▼

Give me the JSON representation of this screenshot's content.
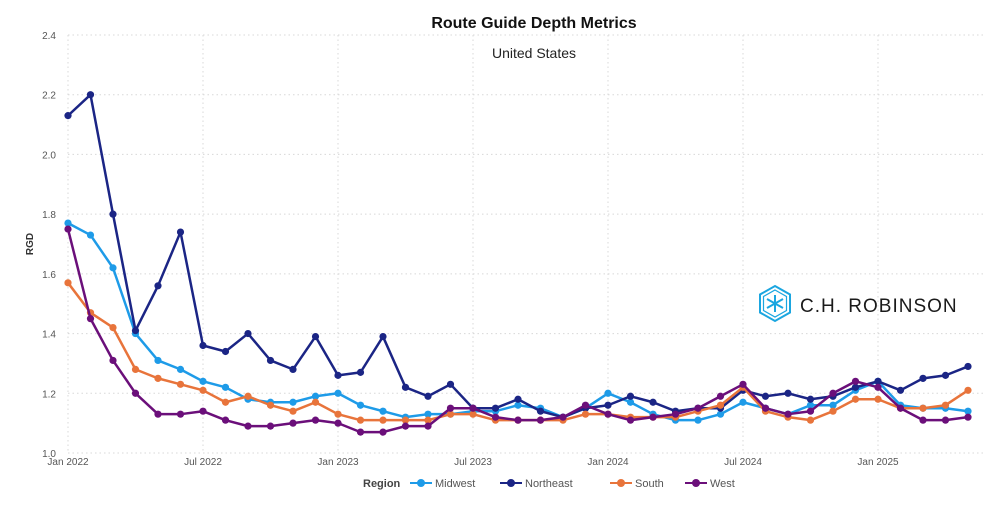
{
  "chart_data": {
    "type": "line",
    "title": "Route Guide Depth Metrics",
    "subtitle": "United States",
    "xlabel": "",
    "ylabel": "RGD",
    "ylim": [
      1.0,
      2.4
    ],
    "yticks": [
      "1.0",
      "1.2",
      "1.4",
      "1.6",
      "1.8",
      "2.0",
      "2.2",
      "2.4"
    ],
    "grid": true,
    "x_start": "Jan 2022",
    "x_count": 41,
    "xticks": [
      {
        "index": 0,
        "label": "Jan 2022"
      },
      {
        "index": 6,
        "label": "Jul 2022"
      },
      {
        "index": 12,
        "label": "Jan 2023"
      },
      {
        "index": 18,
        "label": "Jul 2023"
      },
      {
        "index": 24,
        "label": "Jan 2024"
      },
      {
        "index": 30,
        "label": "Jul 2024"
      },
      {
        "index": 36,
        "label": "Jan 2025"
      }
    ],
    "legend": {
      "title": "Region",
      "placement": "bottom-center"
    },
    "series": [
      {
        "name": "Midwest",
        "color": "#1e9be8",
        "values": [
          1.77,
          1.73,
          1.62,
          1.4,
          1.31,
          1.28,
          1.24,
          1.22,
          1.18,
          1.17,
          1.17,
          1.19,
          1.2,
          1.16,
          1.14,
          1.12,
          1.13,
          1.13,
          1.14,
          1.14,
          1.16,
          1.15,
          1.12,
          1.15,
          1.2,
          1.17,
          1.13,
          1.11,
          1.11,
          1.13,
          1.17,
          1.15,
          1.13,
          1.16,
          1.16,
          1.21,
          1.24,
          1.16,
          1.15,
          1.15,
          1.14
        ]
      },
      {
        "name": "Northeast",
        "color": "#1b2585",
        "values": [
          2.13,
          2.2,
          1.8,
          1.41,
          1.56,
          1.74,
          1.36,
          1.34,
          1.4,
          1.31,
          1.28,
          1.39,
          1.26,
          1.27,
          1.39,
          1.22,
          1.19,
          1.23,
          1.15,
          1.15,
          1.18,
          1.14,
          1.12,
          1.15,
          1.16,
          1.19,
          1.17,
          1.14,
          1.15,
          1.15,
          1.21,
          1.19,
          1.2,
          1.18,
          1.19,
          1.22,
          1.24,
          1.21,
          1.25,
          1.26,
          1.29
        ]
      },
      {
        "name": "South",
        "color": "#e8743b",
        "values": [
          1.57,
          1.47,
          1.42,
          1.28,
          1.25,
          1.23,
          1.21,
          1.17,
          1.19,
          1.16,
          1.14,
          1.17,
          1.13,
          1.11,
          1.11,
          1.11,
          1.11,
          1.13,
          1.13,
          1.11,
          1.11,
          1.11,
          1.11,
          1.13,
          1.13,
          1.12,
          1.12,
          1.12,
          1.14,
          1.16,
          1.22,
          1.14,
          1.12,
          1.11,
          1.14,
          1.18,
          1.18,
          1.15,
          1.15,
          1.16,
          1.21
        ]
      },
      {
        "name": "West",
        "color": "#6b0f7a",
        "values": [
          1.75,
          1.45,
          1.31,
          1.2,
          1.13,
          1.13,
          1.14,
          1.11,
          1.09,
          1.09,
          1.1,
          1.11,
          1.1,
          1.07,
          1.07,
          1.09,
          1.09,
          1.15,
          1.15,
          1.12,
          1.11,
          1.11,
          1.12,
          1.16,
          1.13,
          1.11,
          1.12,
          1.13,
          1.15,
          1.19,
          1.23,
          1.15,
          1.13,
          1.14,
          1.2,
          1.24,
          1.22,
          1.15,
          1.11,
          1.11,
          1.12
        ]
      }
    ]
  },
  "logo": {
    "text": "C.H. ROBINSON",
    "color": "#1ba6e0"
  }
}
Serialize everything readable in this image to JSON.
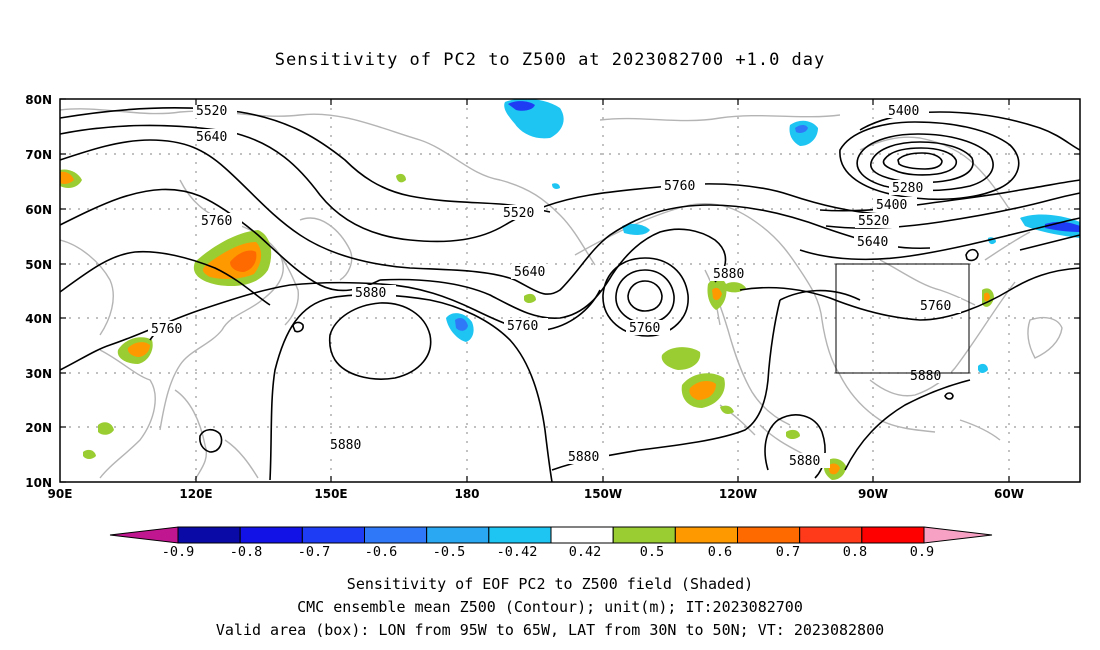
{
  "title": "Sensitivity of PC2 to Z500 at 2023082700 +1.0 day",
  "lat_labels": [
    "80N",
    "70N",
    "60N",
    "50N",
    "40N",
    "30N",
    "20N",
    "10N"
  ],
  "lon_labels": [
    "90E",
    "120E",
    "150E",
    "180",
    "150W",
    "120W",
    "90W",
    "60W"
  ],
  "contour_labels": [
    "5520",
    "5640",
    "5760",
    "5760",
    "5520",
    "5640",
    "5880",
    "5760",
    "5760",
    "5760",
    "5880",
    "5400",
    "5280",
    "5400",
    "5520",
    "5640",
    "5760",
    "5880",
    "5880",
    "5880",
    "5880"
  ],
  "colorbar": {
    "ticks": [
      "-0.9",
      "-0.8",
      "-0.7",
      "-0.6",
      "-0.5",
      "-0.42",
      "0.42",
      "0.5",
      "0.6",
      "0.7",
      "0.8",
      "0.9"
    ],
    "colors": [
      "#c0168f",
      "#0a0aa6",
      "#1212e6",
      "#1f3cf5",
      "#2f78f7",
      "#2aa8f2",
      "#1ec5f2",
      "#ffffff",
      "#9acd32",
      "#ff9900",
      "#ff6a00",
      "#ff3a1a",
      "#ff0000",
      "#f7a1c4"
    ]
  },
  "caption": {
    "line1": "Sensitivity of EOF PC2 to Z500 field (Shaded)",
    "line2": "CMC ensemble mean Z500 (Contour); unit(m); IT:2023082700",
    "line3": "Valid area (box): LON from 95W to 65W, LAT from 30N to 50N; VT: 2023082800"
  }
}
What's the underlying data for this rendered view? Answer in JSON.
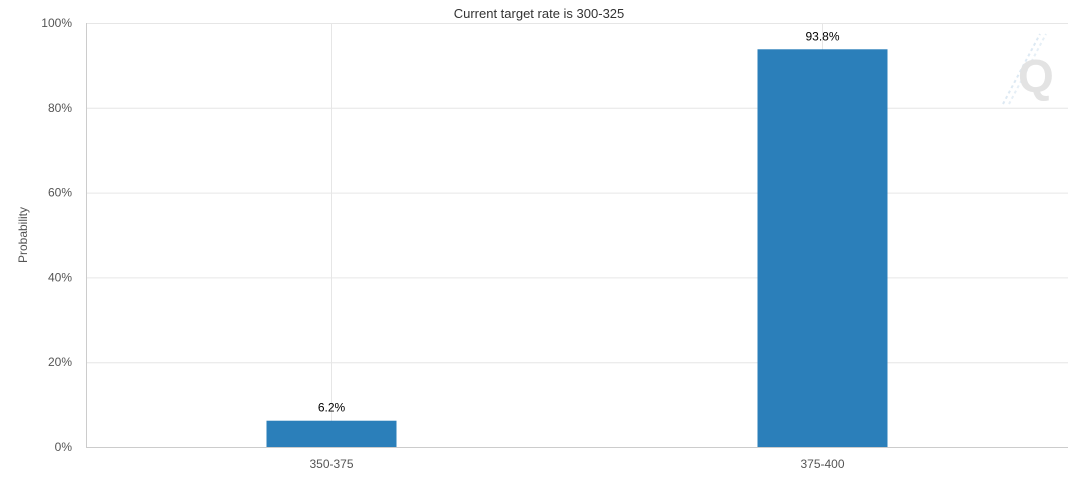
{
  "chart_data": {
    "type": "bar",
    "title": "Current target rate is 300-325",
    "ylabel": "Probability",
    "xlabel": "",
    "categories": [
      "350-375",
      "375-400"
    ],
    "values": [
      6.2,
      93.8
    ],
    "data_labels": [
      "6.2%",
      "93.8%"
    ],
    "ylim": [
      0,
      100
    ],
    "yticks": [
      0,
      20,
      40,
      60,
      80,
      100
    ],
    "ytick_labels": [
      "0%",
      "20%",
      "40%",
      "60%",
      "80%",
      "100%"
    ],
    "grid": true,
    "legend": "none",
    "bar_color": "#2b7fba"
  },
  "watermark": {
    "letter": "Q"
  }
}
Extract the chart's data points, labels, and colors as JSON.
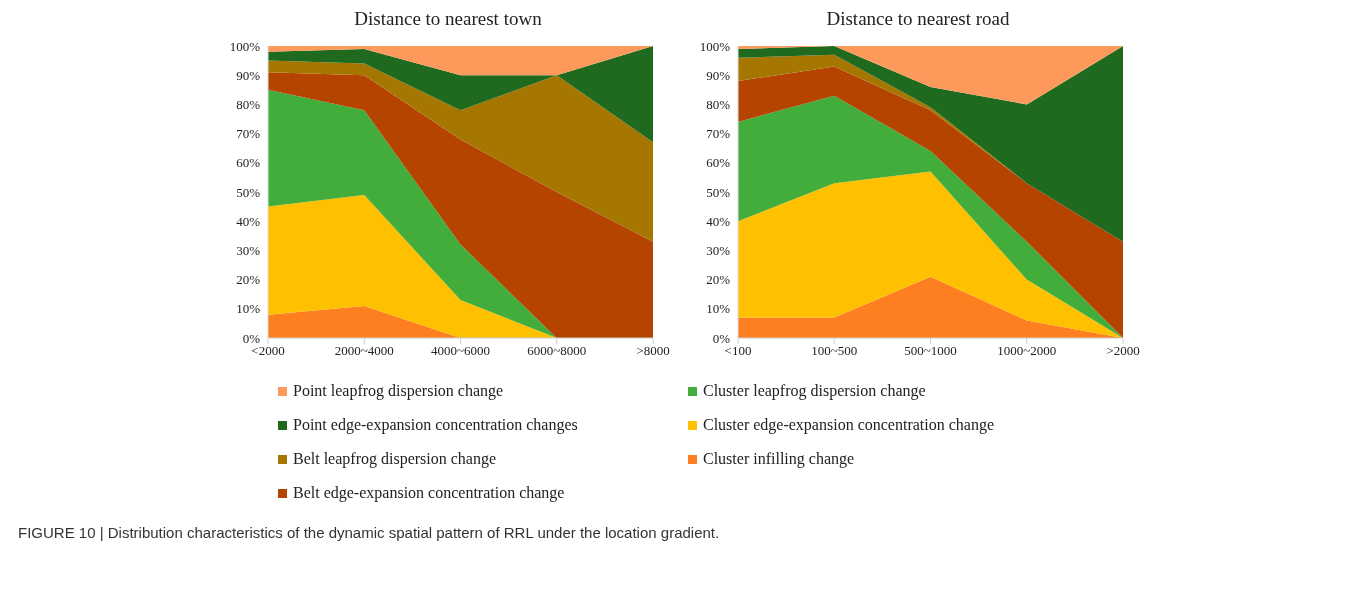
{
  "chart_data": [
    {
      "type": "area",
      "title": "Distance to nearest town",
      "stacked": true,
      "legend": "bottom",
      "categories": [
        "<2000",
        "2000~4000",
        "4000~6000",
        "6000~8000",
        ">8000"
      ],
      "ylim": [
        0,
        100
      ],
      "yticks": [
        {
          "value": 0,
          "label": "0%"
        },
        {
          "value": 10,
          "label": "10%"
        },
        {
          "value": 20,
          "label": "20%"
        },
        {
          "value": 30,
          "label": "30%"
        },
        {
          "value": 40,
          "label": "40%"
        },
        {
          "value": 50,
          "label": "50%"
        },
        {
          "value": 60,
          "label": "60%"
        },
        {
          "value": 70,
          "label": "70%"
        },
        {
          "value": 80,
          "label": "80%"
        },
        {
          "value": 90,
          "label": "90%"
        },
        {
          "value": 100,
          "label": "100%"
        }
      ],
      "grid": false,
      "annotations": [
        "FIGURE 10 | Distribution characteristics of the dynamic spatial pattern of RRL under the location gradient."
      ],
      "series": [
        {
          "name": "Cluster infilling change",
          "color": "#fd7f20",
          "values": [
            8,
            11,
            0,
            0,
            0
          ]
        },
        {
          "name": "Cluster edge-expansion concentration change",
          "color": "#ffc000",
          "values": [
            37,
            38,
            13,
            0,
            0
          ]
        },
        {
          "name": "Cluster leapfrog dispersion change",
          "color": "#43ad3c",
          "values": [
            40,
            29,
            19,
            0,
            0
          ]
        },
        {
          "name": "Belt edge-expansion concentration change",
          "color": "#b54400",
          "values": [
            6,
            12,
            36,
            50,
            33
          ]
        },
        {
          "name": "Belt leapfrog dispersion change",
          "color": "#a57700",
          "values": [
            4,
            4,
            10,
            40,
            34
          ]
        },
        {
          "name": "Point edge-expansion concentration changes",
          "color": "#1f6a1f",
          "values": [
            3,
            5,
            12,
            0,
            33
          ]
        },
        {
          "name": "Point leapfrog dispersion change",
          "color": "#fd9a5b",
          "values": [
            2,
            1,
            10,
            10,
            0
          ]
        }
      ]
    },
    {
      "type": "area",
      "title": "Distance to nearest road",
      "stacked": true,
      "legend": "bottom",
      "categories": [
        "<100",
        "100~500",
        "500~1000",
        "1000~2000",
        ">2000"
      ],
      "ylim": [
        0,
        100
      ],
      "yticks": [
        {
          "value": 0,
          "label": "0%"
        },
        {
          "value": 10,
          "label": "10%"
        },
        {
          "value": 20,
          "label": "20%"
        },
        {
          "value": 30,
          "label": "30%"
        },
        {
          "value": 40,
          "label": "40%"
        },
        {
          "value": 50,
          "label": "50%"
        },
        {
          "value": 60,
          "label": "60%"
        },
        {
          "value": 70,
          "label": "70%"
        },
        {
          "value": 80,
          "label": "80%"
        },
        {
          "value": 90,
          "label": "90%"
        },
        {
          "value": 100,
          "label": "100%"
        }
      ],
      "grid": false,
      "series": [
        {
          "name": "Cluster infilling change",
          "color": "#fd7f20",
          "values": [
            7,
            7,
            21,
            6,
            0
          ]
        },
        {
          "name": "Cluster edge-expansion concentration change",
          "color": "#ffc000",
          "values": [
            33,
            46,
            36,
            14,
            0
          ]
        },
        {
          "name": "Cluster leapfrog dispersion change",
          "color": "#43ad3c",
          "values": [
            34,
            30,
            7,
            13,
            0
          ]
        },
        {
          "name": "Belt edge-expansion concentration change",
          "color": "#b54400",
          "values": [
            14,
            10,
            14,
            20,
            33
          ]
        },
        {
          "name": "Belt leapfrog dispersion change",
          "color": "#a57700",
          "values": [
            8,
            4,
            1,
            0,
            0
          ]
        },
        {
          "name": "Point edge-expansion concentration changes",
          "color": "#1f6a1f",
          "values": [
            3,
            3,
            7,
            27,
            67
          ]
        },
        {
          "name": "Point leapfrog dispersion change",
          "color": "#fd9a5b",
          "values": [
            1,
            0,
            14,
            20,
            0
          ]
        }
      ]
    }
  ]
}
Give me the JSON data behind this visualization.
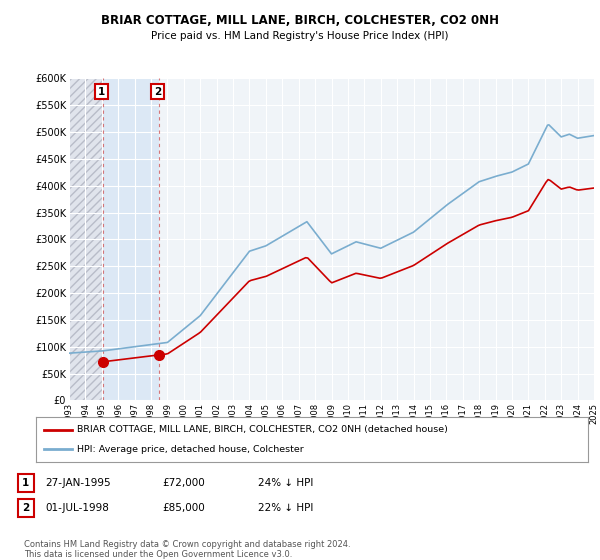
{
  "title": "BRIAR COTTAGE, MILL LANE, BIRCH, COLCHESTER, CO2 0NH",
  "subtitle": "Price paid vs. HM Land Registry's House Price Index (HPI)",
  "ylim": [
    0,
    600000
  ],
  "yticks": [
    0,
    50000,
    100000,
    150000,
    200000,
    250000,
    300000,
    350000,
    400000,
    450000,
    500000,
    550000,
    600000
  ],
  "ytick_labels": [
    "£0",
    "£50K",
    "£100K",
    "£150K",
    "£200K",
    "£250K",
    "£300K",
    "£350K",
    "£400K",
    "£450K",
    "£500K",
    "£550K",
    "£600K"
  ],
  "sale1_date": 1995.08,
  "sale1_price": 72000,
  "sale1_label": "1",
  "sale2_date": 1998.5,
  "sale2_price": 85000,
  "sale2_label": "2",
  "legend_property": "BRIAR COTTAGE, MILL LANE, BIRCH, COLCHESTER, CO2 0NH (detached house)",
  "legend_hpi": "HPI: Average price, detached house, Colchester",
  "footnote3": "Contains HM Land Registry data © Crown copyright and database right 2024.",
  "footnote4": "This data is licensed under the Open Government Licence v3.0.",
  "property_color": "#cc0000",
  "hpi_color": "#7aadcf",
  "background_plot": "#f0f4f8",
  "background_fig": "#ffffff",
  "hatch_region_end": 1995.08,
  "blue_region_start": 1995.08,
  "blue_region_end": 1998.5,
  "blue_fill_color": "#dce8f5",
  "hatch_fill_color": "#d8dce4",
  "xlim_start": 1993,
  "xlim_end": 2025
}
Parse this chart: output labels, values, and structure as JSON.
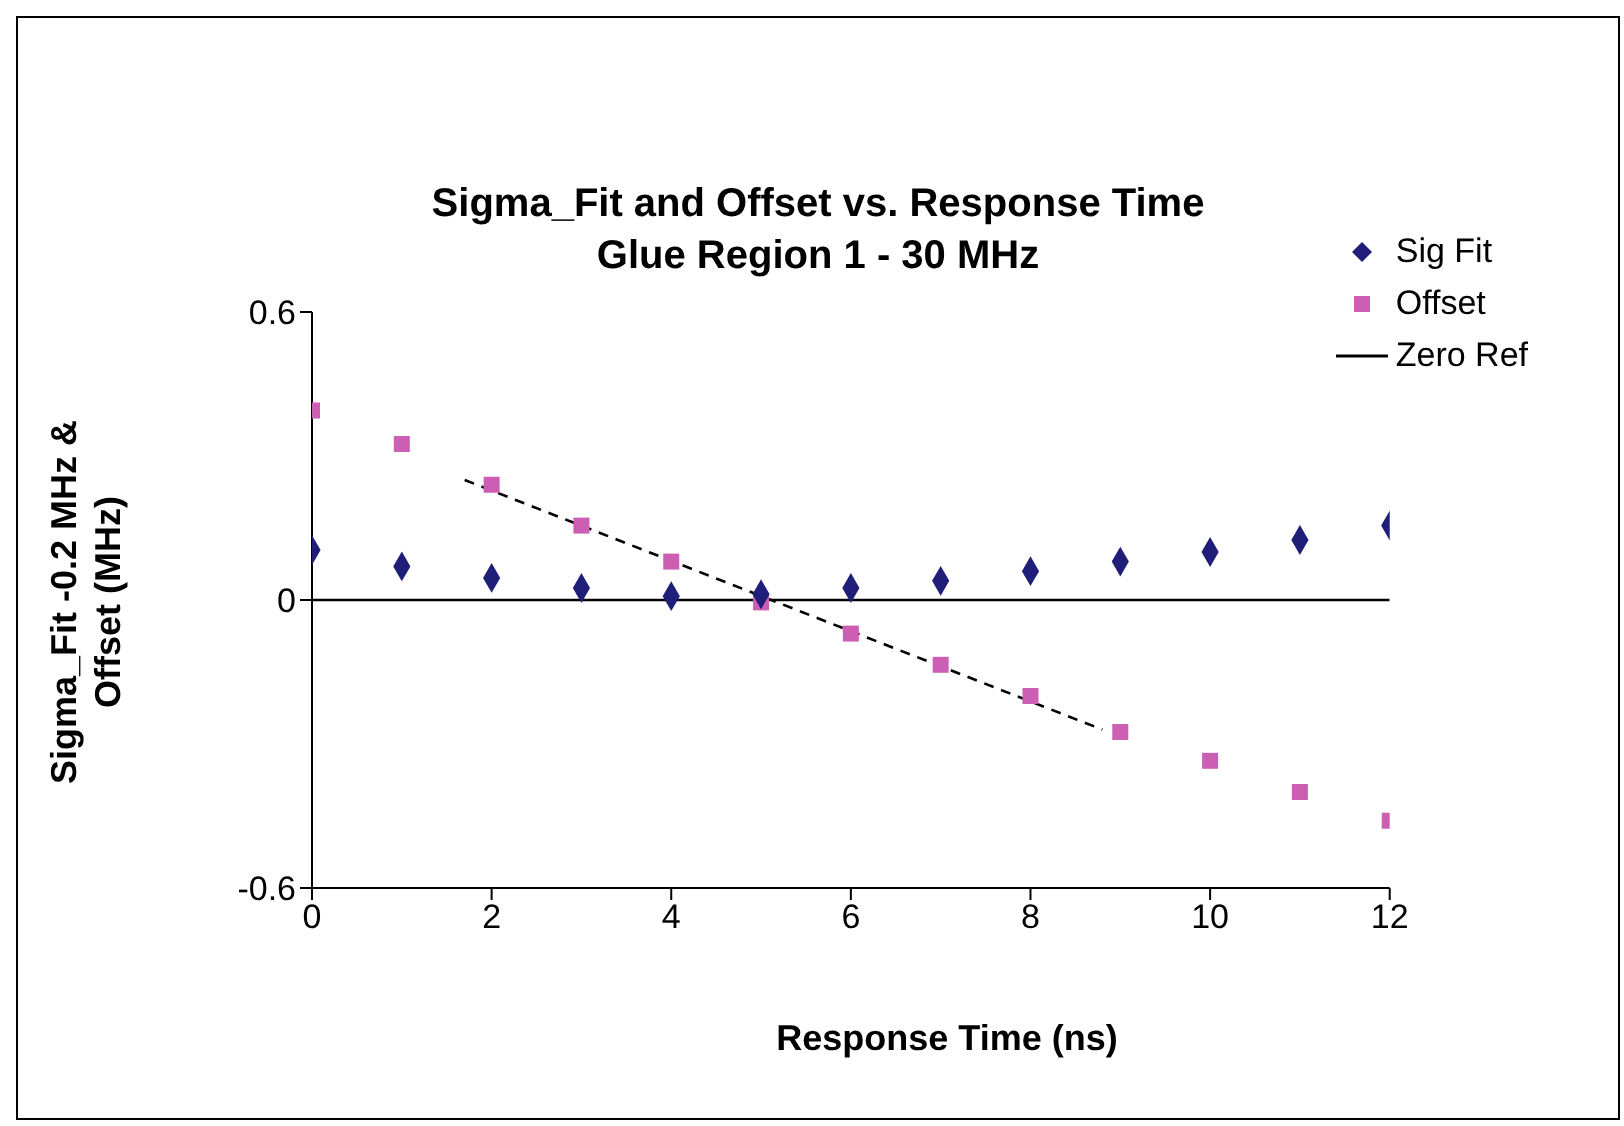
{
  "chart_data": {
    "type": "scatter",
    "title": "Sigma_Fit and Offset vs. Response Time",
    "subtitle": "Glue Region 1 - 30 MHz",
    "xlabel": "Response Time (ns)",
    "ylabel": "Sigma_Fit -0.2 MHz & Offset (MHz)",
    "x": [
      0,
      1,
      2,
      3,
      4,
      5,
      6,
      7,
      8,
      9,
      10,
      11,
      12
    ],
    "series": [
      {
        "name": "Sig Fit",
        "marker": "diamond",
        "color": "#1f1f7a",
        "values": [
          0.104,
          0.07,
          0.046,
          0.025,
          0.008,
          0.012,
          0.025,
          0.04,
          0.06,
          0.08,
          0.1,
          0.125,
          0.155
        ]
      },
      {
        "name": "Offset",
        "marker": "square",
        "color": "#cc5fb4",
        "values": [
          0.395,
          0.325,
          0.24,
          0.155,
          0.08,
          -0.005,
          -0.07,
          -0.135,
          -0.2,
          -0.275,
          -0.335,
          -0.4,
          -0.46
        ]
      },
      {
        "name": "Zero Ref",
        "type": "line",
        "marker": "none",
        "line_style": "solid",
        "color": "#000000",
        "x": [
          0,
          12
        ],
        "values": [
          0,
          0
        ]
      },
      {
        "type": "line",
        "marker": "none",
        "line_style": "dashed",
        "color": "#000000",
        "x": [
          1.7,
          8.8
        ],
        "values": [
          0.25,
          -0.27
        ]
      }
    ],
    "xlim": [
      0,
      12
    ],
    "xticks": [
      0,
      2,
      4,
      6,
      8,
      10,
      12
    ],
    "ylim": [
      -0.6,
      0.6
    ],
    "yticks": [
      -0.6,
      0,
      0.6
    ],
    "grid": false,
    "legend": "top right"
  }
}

▲

## [Stated task]
Leave out every picture and write out exactly the lines running from the line containing "Parse this chart: output" to the end of the listing above.

## [Task solution]
Parse this chart: output labels, values, and structure as JSON.
{
  "chart_data": {
    "type": "scatter",
    "title": "Sigma_Fit and Offset vs. Response Time",
    "subtitle": "Glue Region 1 - 30 MHz",
    "xlabel": "Response Time (ns)",
    "ylabel": "Sigma_Fit -0.2 MHz & Offset (MHz)",
    "x": [
      0,
      1,
      2,
      3,
      4,
      5,
      6,
      7,
      8,
      9,
      10,
      11,
      12
    ],
    "series": [
      {
        "name": "Sig Fit",
        "marker": "diamond",
        "color": "#1f1f7a",
        "values": [
          0.104,
          0.07,
          0.046,
          0.025,
          0.008,
          0.012,
          0.025,
          0.04,
          0.06,
          0.08,
          0.1,
          0.125,
          0.155
        ]
      },
      {
        "name": "Offset",
        "marker": "square",
        "color": "#cc5fb4",
        "values": [
          0.395,
          0.325,
          0.24,
          0.155,
          0.08,
          -0.005,
          -0.07,
          -0.135,
          -0.2,
          -0.275,
          -0.335,
          -0.4,
          -0.46
        ]
      },
      {
        "name": "Zero Ref",
        "type": "line",
        "marker": "none",
        "line_style": "solid",
        "color": "#000000",
        "x": [
          0,
          12
        ],
        "values": [
          0,
          0
        ]
      },
      {
        "type": "line",
        "marker": "none",
        "line_style": "dashed",
        "color": "#000000",
        "x": [
          1.7,
          8.8
        ],
        "values": [
          0.25,
          -0.27
        ]
      }
    ],
    "xlim": [
      0,
      12
    ],
    "xticks": [
      0,
      2,
      4,
      6,
      8,
      10,
      12
    ],
    "ylim": [
      -0.6,
      0.6
    ],
    "yticks": [
      -0.6,
      0,
      0.6
    ],
    "grid": false,
    "legend": "top right"
  }
}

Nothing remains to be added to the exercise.